CONSIGNE A:
Recopiez le passage du texte de « La réforme du » à « de causalité existe. ».
CONSIGNE B:
D'après le texte, de quel pourcentage le nombre de licenciements pour faute a-t-il augmenté entre la fin de 2017 et la fin de 2021 ?

TEXTE:
■ ■ ■

La réforme du code du travail au début du premier quinquennat d’Emmanuel Macron a-t-elle eu comme incidence d’augmenter les licenciements pour faute ? Cette hypothèse est avancée dans une étude que la très sérieuse revue Droit social datée du mois de juin vient de publier, sous forme de synthèse. Ses deux autrices se montrent prudentes : à ce stade, notent-elles, il est impossible d’affirmer de façon certaine qu’un lien de causalité existe.

Julie Valentin, maîtresse de conférences à l’université Paris-I Panthéon-Sorbonne, et Camille Signoretto, maîtresse de conférences à l’université Paris-Cité, ont cherché à cerner l’impact des ordonnances de septembre 2017. Ces textes avaient pour ambition de « libérer » la capacité d’initiative des entreprises et de mieux « protéger » les travailleurs, avec comme ligne directrice de favoriser les créations de postes.

Lire aussi : Article réservé à nos abonnés Le plafonnement des indemnités prud’homales devant la justice

Pour savoir si la réforme a eu la répercussion escomptée, Julie Valentin et Camille Signoretto ont collecté de nombreuses statistiques, qui mettent en évidence une inflexion notable : entre la fin de 2017 et la fin de 2021, le nombre de licenciements pour faute s’est accru de 32,3 % ; c’est un rythme plus soutenu que celui observé entre le troisième trimestre de 2015 et le troisième trimestre de 2017 (+ 28,4 %), avant l’entrée en vigueur des ordonnances.

■ ■ ■

DONNÉES FOURNIES:

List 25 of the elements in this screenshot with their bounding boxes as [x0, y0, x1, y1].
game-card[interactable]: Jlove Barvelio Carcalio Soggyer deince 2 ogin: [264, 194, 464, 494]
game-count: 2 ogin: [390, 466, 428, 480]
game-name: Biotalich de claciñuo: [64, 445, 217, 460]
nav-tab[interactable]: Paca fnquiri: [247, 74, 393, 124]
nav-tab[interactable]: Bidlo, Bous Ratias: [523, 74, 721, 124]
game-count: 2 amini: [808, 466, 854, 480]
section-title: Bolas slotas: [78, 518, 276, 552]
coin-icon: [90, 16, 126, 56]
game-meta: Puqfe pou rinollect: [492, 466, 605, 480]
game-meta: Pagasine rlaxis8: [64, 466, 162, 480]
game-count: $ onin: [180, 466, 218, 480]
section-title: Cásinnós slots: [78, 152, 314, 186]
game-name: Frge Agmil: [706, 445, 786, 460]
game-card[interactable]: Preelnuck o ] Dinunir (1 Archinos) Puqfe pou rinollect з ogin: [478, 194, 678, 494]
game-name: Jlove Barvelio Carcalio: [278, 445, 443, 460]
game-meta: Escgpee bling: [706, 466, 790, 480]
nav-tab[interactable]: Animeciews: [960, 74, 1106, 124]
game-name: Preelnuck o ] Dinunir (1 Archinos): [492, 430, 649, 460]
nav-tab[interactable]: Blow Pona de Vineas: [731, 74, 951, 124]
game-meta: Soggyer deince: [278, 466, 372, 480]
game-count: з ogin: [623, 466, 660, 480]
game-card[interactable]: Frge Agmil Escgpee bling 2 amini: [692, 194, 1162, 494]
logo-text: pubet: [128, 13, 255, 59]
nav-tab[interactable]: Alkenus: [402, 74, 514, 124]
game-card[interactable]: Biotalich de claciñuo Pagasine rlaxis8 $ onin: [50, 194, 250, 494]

■ ■ ■

RÉPONSE A:
La réforme du code du travail au début du premier quinquennat d’Emmanuel Macron a-t-elle eu comme incidence d’augmenter les licenciements pour faute ? Cette hypothèse est avancée dans une étude que la très sérieuse revue Droit social datée du mois de juin vient de publier, sous forme de synthèse. Ses deux autrices se montrent prudentes : à ce stade, notent-elles, il est impossible d’affirmer de façon certaine qu’un lien de causalité existe.

RÉPONSE B:
De 32,3 %.